** Start **

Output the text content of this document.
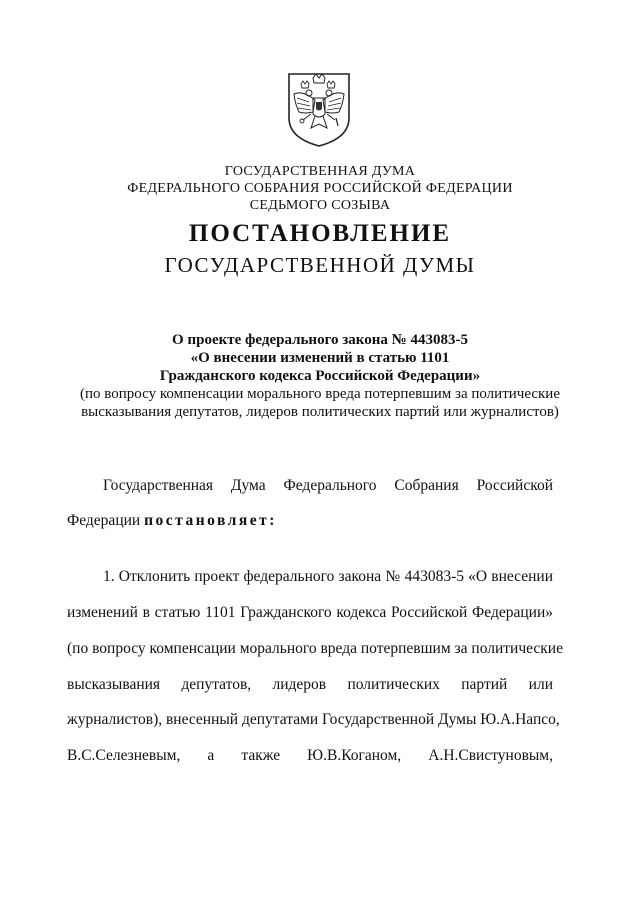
ГОСУДАРСТВЕННАЯ ДУМА
ФЕДЕРАЛЬНОГО СОБРАНИЯ РОССИЙСКОЙ ФЕДЕРАЦИИ
СЕДЬМОГО СОЗЫВА
ПОСТАНОВЛЕНИЕ
ГОСУДАРСТВЕННОЙ ДУМЫ
О проекте федерального закона № 443083-5
«О внесении изменений в статью 1101
Гражданского кодекса Российской Федерации»
(по вопросу компенсации морального вреда потерпевшим за политические
высказывания депутатов, лидеров политических партий или журналистов)
Государственная Дума Федерального Собрания Российской
Федерации постановляет:
1. Отклонить проект федерального закона № 443083-5 «О внесении
изменений в статью 1101 Гражданского кодекса Российской Федерации»
(по вопросу компенсации морального вреда потерпевшим за политические
высказывания депутатов, лидеров политических партий или
журналистов), внесенный депутатами Государственной Думы Ю.А.Напсо,
В.С.Селезневым, а также Ю.В.Коганом, А.Н.Свистуновым,
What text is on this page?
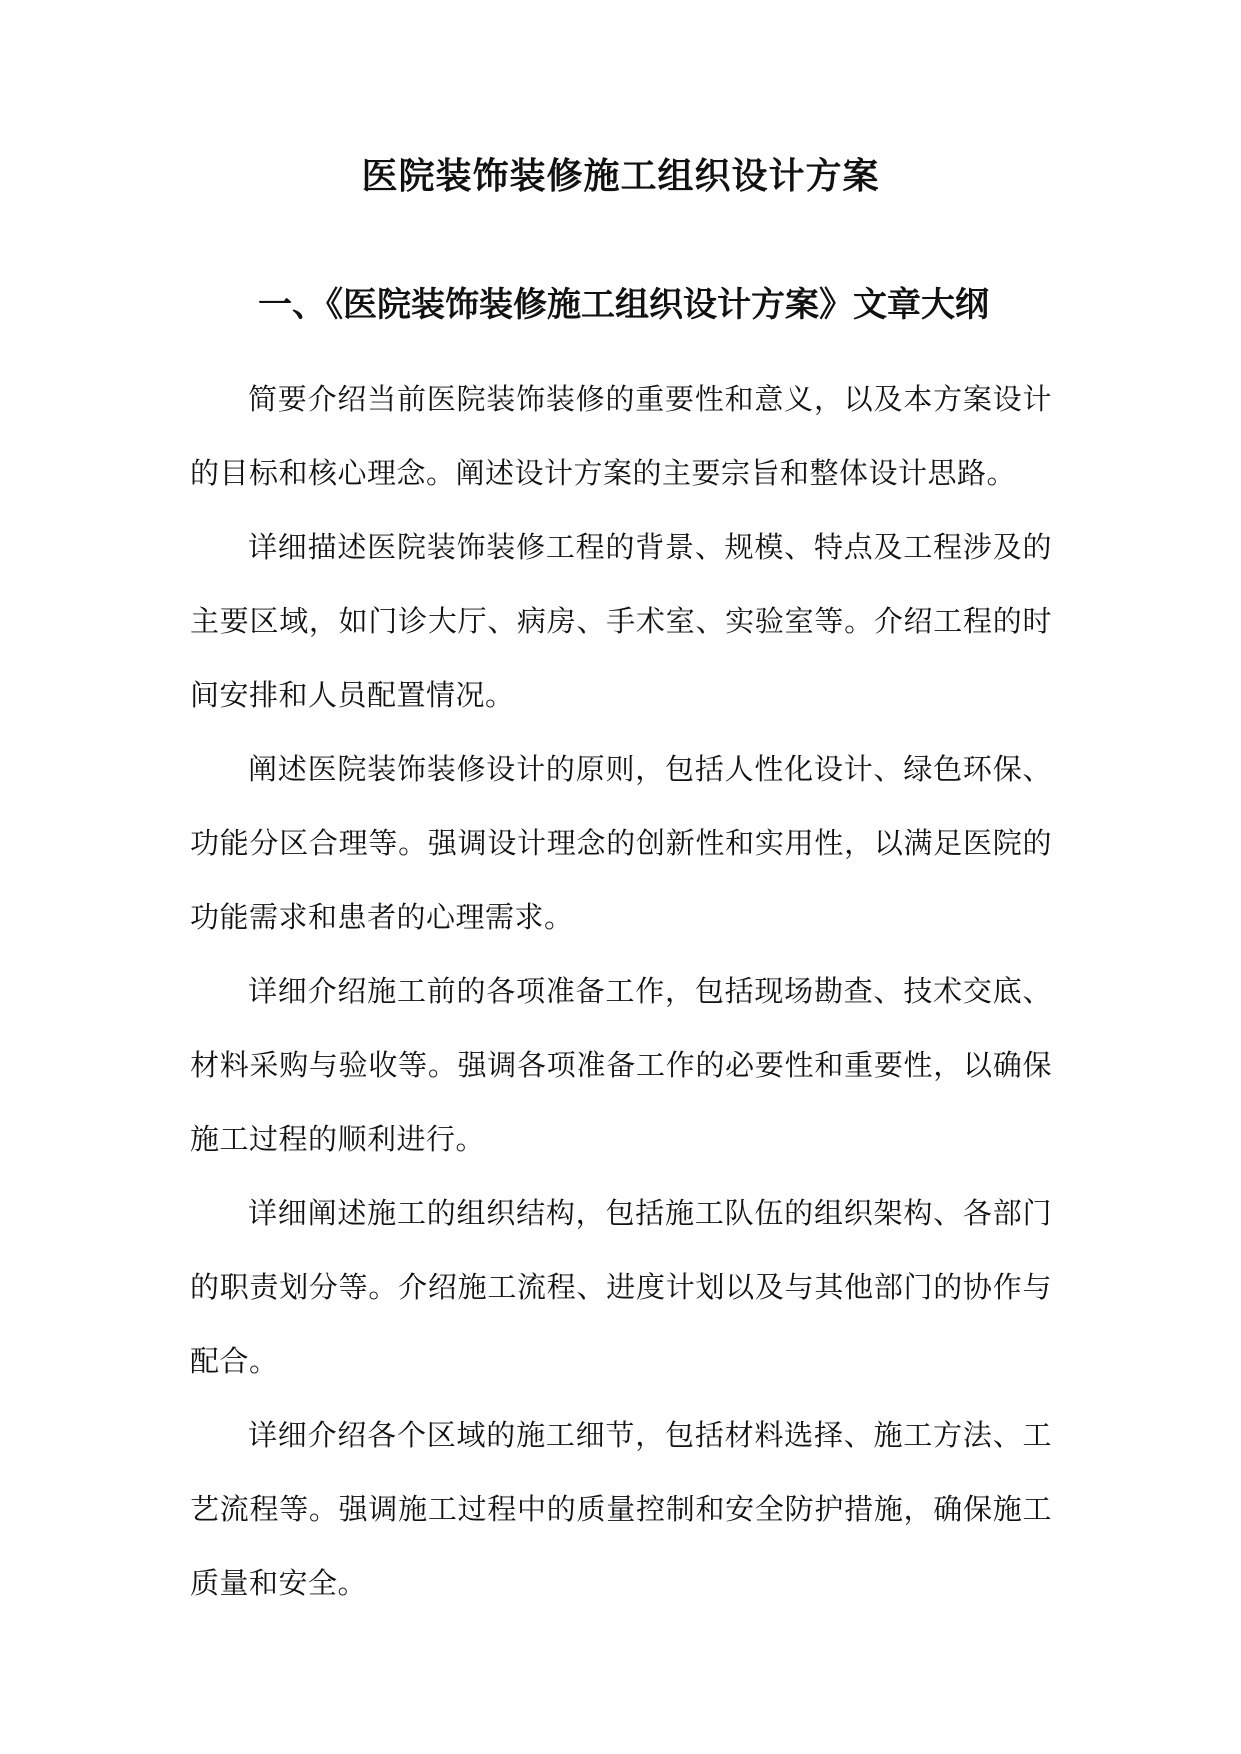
医院装饰装修施工组织设计方案
一、《医院装饰装修施工组织设计方案》文章大纲

简要介绍当前医院装饰装修的重要性和意义，以及本方案设计的目标和核心理念。阐述设计方案的主要宗旨和整体设计思路。

详细描述医院装饰装修工程的背景、规模、特点及工程涉及的主要区域，如门诊大厅、病房、手术室、实验室等。介绍工程的时间安排和人员配置情况。

阐述医院装饰装修设计的原则，包括人性化设计、绿色环保、功能分区合理等。强调设计理念的创新性和实用性，以满足医院的功能需求和患者的心理需求。

详细介绍施工前的各项准备工作，包括现场勘查、技术交底、材料采购与验收等。强调各项准备工作的必要性和重要性，以确保施工过程的顺利进行。

详细阐述施工的组织结构，包括施工队伍的组织架构、各部门的职责划分等。介绍施工流程、进度计划以及与其他部门的协作与配合。

详细介绍各个区域的施工细节，包括材料选择、施工方法、工艺流程等。强调施工过程中的质量控制和安全防护措施，确保施工质量和安全。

** End **

● PROBLEM STATEMENT: Which lines hold the word "医院装饰装修施工组织设计方案"? Copy every one of them.

● IN RESPONSE:
医院装饰装修施工组织设计方案
一、《医院装饰装修施工组织设计方案》文章大纲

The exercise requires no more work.